Every line with the string "five" should be gathered.

### THE DATA
◇ ◇ ◇ ◇ ◇ ◇ ◇

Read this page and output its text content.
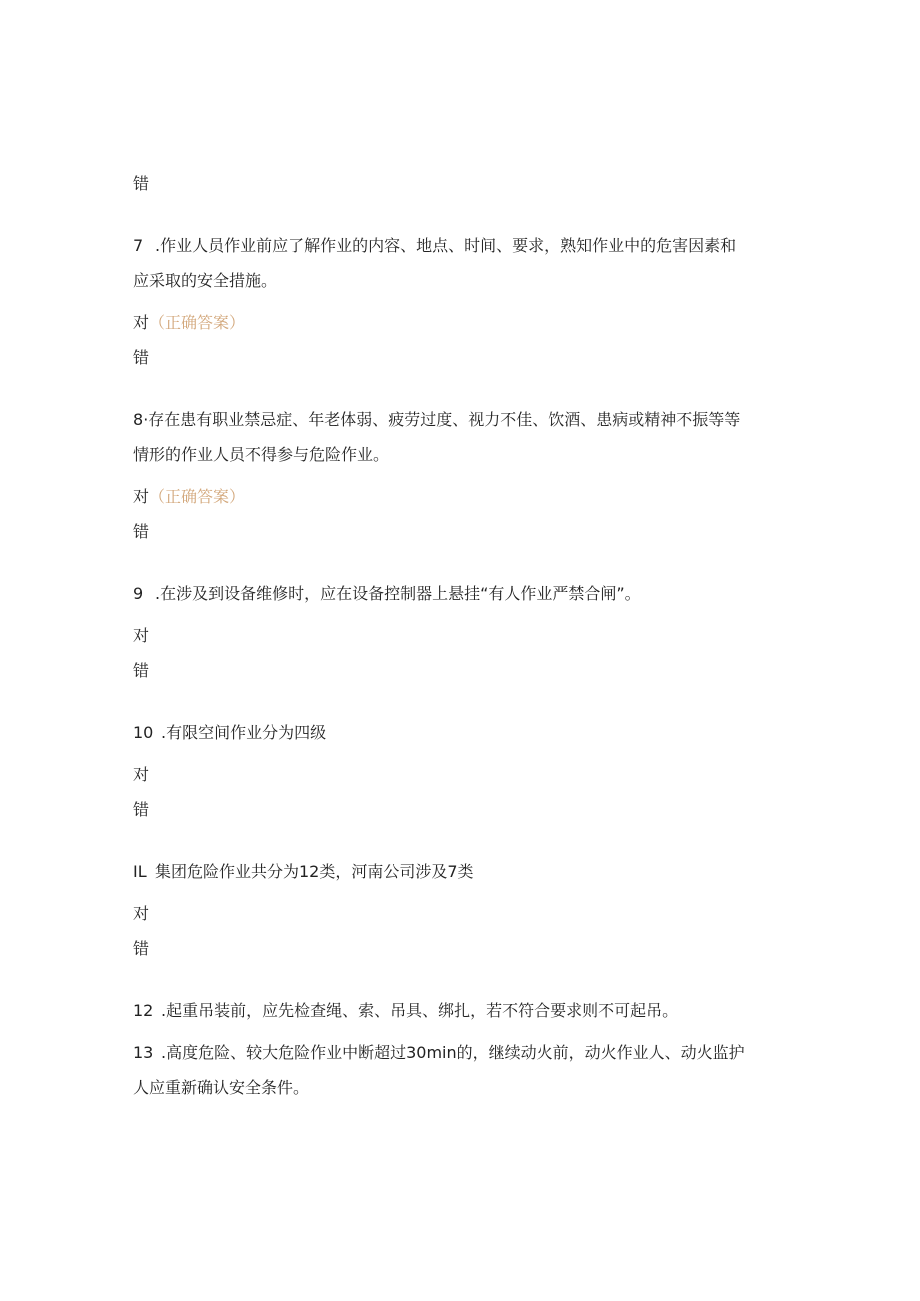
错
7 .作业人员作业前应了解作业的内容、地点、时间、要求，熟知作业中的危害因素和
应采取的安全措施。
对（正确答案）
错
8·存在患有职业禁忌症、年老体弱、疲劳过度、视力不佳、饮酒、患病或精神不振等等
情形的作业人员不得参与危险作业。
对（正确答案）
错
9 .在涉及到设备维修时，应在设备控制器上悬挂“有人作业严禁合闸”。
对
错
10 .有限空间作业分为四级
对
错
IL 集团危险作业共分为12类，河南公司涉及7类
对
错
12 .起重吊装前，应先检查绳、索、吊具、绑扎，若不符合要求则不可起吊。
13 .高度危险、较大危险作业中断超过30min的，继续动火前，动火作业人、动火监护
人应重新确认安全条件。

◇ ◇ ◇ ◇ ◇ ◇ ◇

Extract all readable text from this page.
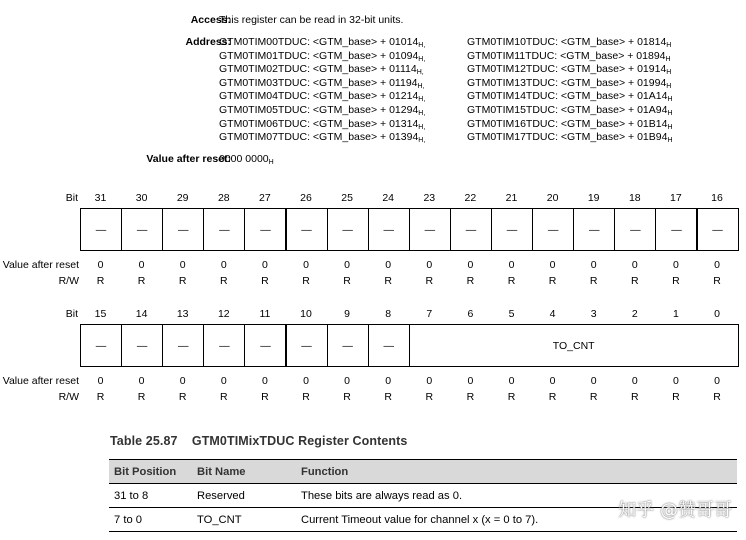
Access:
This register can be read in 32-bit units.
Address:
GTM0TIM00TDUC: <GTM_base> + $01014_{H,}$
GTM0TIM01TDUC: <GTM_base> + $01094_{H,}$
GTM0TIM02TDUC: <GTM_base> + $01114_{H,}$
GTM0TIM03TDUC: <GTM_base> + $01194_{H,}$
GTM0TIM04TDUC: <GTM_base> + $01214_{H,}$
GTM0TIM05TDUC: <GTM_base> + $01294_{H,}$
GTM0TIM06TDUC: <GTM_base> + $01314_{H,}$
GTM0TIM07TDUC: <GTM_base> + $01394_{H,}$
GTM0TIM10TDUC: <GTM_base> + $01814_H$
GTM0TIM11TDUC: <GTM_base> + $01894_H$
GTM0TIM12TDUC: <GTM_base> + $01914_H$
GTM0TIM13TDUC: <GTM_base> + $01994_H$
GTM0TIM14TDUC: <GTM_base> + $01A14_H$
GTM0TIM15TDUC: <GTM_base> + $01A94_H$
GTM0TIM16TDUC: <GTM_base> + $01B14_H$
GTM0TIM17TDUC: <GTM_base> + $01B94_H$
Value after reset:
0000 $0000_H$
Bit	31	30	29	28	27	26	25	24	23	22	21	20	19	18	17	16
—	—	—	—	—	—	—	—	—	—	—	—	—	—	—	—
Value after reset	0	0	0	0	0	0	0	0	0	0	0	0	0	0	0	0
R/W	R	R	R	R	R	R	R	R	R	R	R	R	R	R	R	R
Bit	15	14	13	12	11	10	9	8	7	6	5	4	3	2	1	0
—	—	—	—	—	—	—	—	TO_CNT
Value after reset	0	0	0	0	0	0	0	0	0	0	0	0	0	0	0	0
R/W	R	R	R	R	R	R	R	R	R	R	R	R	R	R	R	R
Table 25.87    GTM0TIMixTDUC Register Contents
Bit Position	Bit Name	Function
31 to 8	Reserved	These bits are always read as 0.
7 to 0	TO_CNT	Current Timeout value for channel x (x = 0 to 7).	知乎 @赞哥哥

◇ ◇ ◇ ◇ ◇ ◇ ◇

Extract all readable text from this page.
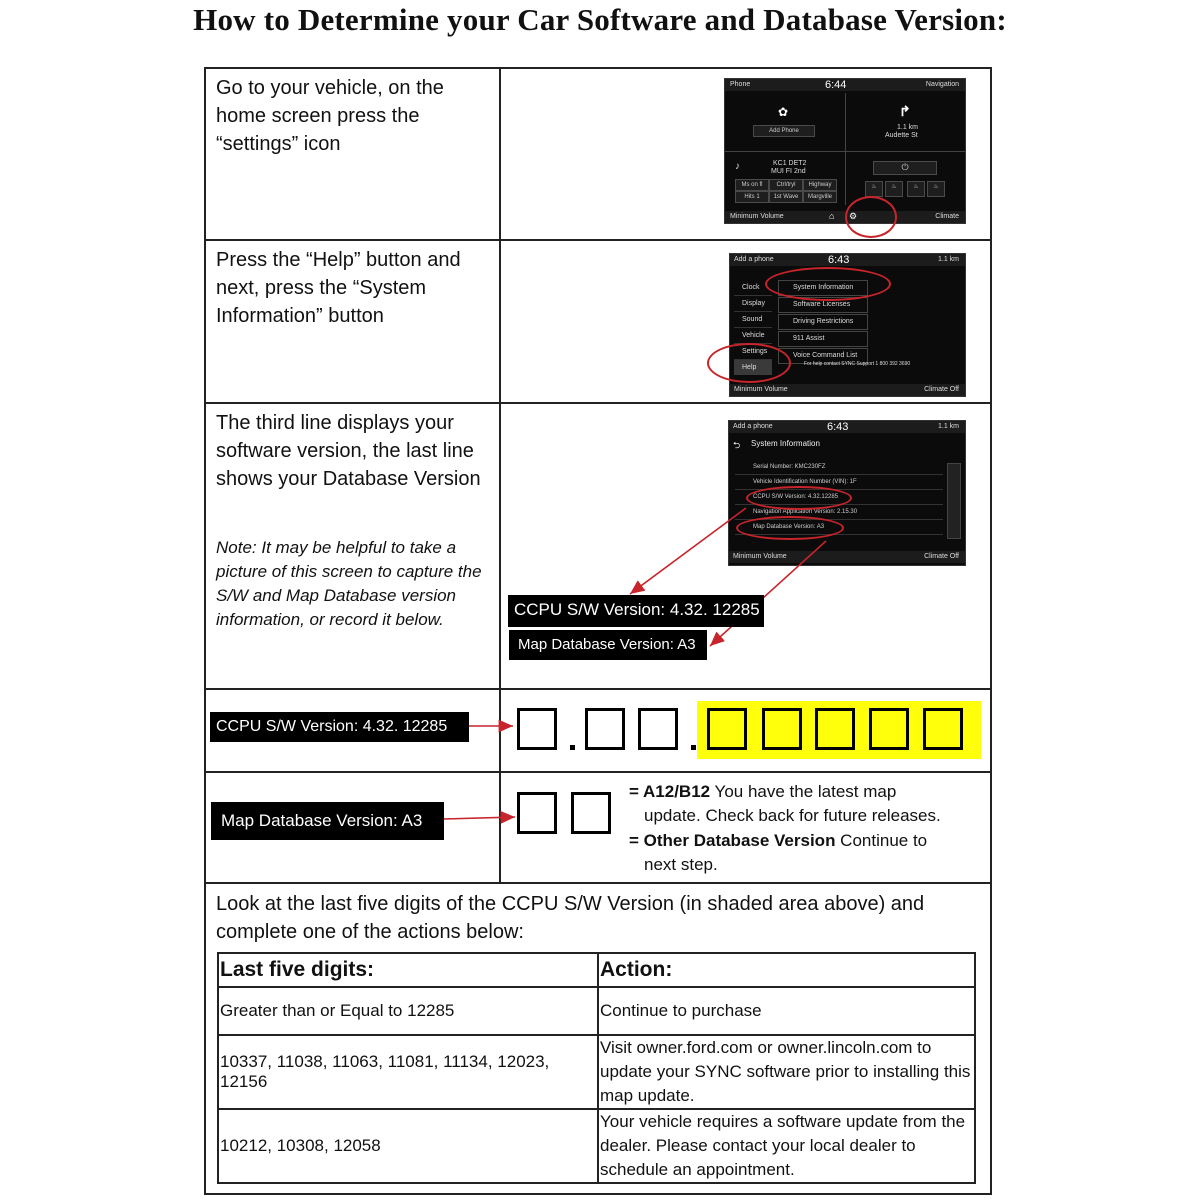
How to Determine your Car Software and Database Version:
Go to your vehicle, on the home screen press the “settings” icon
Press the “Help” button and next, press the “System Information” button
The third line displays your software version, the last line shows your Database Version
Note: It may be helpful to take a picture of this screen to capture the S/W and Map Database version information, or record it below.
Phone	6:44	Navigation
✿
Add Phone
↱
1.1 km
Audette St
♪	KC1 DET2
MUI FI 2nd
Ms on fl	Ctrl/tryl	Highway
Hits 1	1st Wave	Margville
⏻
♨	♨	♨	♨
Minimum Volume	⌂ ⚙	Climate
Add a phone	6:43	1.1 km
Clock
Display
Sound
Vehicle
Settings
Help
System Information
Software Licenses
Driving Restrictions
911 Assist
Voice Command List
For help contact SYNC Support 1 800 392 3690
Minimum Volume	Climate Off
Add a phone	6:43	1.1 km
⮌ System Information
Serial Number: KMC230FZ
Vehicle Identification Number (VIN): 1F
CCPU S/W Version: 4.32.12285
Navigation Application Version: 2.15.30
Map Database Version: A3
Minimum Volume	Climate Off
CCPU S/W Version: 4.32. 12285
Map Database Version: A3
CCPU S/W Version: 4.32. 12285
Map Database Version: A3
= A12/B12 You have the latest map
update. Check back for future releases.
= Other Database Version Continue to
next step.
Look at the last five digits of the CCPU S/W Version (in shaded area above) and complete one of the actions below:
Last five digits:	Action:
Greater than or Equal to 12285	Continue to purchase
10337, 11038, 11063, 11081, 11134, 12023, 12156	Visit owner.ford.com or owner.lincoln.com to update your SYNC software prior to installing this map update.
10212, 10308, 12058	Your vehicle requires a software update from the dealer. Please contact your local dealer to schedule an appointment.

◇ ◇ ◇ ◇ ◇ ◇ ◇

### IN RESPONSE
Look at the last five digits of the CCPU S/W Version (in shaded area above) and complete one of the actions below:
Last five digits:	Action:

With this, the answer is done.